Aim -> Find the string "elected" in the records. Copy every line it appears in.

Dataset records ->
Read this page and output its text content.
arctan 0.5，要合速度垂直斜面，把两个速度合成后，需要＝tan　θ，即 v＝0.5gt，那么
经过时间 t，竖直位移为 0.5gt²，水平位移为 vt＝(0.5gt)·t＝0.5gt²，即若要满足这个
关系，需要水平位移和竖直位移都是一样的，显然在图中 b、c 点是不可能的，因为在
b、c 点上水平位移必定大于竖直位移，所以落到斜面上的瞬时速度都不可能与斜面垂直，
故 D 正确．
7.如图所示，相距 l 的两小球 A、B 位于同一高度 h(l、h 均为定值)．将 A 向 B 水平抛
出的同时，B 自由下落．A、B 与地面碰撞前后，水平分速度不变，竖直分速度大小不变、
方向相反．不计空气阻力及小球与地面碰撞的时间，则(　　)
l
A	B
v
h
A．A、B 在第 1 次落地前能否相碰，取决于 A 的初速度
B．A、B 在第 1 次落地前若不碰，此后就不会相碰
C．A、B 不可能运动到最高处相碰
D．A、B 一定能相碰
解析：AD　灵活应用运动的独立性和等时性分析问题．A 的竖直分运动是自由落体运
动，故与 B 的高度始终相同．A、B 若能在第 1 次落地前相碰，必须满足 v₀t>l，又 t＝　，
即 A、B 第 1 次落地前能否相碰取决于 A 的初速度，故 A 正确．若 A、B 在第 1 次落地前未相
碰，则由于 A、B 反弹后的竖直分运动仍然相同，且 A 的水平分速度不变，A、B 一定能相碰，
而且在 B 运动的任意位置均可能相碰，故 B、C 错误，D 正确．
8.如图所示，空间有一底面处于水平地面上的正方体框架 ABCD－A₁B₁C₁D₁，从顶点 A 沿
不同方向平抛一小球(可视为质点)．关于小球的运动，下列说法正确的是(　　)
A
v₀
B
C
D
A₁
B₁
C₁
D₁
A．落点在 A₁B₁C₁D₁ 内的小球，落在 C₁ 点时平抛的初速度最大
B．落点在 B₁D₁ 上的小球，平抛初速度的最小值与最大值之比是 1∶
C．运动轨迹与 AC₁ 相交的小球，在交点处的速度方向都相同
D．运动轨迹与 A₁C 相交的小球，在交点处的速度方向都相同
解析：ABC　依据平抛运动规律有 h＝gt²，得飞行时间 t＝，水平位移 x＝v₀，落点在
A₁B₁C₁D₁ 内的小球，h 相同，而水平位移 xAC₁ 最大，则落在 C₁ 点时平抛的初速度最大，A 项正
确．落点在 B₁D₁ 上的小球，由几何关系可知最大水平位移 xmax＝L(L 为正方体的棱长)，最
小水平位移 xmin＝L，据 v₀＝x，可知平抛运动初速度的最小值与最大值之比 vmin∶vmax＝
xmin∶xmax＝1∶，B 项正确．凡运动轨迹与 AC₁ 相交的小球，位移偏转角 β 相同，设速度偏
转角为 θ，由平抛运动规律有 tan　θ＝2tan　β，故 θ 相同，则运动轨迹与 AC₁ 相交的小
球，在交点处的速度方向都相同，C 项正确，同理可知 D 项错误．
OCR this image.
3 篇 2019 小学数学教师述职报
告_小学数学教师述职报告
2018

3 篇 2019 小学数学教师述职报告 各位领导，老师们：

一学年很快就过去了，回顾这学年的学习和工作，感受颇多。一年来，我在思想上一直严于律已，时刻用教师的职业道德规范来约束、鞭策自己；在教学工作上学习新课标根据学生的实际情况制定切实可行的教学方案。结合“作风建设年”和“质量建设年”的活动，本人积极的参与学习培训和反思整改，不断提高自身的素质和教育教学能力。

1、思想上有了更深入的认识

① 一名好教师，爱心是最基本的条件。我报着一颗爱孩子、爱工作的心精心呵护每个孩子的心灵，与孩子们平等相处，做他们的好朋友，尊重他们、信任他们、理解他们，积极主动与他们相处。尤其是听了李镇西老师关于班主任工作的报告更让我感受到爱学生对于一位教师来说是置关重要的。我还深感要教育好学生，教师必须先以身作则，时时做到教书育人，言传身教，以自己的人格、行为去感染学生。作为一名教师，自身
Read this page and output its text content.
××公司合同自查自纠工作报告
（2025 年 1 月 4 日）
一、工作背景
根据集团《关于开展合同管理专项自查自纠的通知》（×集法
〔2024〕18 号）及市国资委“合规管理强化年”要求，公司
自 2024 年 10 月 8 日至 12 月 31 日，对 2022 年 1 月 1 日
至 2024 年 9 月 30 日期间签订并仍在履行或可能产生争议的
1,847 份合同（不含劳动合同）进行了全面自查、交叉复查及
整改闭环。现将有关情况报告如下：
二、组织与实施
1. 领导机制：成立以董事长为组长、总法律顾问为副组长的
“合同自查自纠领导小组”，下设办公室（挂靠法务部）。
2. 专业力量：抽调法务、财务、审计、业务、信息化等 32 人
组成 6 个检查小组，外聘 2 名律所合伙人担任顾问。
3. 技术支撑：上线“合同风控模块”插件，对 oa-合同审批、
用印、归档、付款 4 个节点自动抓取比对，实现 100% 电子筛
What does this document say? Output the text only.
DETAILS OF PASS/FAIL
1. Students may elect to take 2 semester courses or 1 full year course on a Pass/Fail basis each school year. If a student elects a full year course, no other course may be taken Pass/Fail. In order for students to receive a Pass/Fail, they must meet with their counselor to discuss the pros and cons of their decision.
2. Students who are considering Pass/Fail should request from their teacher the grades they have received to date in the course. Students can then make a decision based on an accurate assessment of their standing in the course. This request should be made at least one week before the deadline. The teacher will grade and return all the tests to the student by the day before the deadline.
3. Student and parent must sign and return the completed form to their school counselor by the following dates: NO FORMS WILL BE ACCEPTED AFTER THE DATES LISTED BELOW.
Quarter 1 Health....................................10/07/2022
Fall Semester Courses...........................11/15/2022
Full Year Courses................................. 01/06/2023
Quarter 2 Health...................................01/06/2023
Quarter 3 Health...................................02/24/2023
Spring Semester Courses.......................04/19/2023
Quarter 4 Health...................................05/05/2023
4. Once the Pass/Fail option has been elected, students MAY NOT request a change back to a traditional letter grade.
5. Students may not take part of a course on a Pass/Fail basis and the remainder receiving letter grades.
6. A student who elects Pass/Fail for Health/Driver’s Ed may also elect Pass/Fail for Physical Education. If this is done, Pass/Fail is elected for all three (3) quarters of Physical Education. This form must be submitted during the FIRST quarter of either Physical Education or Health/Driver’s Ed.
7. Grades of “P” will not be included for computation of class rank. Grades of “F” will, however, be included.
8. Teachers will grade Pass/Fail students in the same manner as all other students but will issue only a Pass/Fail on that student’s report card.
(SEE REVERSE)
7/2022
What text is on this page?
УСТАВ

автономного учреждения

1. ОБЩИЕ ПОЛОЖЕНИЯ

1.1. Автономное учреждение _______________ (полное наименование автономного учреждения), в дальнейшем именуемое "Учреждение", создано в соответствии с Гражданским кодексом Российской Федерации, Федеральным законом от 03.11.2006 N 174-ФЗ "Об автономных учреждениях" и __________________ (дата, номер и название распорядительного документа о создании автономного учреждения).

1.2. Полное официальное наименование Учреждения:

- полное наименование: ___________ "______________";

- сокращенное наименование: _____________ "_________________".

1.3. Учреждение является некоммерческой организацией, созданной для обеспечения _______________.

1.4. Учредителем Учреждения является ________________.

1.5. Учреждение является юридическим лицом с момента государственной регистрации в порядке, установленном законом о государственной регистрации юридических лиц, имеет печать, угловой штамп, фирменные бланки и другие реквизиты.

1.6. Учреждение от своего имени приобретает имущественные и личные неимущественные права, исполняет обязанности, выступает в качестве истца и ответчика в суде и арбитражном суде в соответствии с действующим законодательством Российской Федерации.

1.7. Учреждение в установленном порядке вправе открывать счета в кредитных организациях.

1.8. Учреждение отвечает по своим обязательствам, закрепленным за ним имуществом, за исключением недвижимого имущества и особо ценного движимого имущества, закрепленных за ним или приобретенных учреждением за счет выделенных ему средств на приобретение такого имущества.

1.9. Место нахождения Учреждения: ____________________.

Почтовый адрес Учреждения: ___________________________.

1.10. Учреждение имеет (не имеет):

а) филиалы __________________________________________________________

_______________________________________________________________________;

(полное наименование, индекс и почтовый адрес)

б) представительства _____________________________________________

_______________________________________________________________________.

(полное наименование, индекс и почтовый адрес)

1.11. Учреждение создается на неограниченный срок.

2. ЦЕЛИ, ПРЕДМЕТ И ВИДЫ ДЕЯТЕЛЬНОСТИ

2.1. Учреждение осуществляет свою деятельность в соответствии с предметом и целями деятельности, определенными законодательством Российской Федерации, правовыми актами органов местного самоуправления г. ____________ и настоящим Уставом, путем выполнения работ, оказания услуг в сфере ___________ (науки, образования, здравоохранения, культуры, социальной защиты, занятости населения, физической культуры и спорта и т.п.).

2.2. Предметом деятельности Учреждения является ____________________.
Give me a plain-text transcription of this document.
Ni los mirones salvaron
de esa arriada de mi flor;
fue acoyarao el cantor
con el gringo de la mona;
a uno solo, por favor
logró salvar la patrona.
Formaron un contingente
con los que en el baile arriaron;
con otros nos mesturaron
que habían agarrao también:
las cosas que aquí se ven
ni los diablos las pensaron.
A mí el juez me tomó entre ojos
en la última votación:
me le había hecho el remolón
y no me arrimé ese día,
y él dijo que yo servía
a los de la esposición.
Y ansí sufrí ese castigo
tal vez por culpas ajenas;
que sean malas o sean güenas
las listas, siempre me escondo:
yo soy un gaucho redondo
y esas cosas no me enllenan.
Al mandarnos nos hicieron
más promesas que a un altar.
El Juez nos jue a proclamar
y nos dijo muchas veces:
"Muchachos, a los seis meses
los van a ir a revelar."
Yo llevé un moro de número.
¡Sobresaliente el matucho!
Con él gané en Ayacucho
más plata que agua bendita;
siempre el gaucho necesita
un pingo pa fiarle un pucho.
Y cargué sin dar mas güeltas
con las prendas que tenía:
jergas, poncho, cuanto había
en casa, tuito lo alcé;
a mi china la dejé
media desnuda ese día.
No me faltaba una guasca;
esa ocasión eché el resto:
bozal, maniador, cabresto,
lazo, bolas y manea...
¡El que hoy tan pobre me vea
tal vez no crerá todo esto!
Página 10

Solution to the exercise ->
4. Once the Pass/Fail option has been elected, students MAY NOT request a change back to a traditional letter grade.
6. A student who elects Pass/Fail for Health/Driver’s Ed may also elect Pass/Fail for Physical Education. If this is done, Pass/Fail is elected for all three (3) quarters of Physical Education. This form must be submitted during the FIRST quarter of either Physical Education or Health/Driver’s Ed.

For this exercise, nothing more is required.